> **Supplied records**:

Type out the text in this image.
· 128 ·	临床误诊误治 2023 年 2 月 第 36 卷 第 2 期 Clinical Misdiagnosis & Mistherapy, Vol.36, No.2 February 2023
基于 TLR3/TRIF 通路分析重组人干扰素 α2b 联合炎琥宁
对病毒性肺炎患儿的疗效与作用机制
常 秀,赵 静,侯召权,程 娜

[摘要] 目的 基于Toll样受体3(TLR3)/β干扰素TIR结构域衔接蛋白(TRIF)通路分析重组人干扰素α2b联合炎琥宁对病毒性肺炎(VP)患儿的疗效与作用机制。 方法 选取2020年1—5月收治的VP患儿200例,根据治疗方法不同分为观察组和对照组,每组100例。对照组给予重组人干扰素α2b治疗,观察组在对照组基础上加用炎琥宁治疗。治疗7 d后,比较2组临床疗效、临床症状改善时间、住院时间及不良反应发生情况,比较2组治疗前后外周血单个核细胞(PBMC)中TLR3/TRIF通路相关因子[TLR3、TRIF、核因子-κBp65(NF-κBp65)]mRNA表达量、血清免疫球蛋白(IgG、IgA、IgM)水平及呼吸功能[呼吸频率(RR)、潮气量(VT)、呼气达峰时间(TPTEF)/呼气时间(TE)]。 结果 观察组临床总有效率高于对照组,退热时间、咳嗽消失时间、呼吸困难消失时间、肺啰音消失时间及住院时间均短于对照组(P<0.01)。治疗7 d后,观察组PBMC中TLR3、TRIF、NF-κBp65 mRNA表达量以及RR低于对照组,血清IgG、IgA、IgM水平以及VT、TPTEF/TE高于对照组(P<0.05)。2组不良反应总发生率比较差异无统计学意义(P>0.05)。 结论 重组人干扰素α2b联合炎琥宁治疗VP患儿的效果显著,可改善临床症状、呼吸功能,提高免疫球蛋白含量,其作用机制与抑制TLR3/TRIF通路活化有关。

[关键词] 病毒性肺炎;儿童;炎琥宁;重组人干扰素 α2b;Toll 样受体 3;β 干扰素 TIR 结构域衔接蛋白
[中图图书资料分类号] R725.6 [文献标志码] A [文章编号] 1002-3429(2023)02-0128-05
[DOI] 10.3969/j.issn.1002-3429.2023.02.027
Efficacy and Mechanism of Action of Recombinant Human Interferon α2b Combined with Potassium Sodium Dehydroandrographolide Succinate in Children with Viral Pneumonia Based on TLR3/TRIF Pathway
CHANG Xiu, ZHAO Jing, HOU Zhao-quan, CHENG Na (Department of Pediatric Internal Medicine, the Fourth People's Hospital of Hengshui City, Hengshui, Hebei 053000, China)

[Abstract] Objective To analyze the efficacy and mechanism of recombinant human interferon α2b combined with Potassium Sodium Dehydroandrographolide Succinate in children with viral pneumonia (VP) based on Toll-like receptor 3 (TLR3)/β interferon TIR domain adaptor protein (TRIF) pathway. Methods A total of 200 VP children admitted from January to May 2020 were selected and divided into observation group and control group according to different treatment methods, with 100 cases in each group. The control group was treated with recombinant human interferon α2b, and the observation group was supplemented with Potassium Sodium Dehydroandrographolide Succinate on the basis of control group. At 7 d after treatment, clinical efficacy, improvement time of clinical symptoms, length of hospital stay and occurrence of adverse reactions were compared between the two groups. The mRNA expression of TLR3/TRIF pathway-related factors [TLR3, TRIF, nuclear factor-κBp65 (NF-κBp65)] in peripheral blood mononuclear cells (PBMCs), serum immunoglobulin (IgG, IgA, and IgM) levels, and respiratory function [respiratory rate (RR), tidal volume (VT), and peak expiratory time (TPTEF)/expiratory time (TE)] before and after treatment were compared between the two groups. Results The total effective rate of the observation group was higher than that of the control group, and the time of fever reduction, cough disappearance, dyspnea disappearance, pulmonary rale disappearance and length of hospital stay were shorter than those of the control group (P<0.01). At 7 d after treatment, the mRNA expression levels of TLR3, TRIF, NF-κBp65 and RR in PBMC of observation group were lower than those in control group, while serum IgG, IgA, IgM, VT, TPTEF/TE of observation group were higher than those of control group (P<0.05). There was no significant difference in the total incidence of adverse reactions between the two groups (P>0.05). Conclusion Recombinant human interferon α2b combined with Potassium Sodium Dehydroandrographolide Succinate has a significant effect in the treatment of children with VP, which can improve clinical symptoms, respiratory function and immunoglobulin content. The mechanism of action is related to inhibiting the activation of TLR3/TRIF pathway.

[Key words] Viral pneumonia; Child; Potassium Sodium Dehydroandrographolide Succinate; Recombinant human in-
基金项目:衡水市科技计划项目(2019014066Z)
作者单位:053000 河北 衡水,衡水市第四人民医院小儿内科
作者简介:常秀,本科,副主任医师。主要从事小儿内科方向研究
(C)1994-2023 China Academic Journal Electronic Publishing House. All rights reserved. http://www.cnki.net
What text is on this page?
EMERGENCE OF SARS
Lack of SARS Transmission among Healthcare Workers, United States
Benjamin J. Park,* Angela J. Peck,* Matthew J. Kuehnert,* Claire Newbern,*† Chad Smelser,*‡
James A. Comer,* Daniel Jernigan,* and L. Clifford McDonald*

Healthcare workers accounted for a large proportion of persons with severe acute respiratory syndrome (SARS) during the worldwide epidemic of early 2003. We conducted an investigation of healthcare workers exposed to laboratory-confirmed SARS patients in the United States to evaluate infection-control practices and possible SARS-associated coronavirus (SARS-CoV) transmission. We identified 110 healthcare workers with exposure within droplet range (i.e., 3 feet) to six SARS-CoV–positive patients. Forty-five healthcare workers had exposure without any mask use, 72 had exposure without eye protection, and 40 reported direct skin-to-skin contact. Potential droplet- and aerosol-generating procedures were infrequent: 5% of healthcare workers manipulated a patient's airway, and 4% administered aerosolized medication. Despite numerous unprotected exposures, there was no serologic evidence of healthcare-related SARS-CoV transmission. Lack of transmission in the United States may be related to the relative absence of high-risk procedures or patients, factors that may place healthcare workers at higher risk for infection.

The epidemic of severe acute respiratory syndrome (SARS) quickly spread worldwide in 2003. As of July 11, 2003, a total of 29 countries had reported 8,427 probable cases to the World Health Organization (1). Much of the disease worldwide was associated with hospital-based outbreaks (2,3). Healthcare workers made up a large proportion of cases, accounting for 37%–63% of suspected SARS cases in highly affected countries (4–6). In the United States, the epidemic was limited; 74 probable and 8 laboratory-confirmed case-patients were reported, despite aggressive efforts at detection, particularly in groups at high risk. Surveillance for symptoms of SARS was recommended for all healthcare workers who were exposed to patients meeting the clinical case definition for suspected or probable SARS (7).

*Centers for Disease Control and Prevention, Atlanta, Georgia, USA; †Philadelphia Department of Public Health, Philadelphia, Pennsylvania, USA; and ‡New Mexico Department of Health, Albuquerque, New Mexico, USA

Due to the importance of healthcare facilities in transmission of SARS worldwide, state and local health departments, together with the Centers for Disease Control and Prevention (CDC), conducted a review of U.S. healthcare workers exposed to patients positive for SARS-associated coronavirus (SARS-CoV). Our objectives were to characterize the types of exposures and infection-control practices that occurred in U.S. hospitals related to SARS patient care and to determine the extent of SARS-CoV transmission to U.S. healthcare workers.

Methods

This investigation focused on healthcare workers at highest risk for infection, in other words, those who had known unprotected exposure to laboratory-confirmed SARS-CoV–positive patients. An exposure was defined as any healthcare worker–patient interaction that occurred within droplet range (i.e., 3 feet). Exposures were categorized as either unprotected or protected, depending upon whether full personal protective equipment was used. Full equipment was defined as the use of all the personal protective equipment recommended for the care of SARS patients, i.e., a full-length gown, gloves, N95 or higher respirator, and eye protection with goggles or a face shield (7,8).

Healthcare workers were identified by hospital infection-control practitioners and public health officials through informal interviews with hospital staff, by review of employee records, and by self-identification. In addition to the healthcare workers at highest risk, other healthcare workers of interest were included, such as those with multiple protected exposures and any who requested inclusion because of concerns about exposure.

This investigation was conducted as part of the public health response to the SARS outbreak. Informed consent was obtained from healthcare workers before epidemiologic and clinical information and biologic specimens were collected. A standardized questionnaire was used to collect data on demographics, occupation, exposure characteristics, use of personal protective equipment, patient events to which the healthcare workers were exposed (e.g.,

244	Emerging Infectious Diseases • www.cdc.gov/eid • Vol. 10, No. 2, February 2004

> **Task to carry out**:
Could you copy out every line in the listing where the word "words" appears?

> **Answer**:
[Key words] Viral pneumonia; Child; Potassium Sodium Dehydroandrographolide Succinate; Recombinant human in-
This investigation focused on healthcare workers at highest risk for infection, in other words, those who had known unprotected exposure to laboratory-confirmed SARS-CoV–positive patients. An exposure was defined as any healthcare worker–patient interaction that occurred within droplet range (i.e., 3 feet). Exposures were categorized as either unprotected or protected, depending upon whether full personal protective equipment was used. Full equipment was defined as the use of all the personal protective equipment recommended for the care of SARS patients, i.e., a full-length gown, gloves, N95 or higher respirator, and eye protection with goggles or a face shield (7,8).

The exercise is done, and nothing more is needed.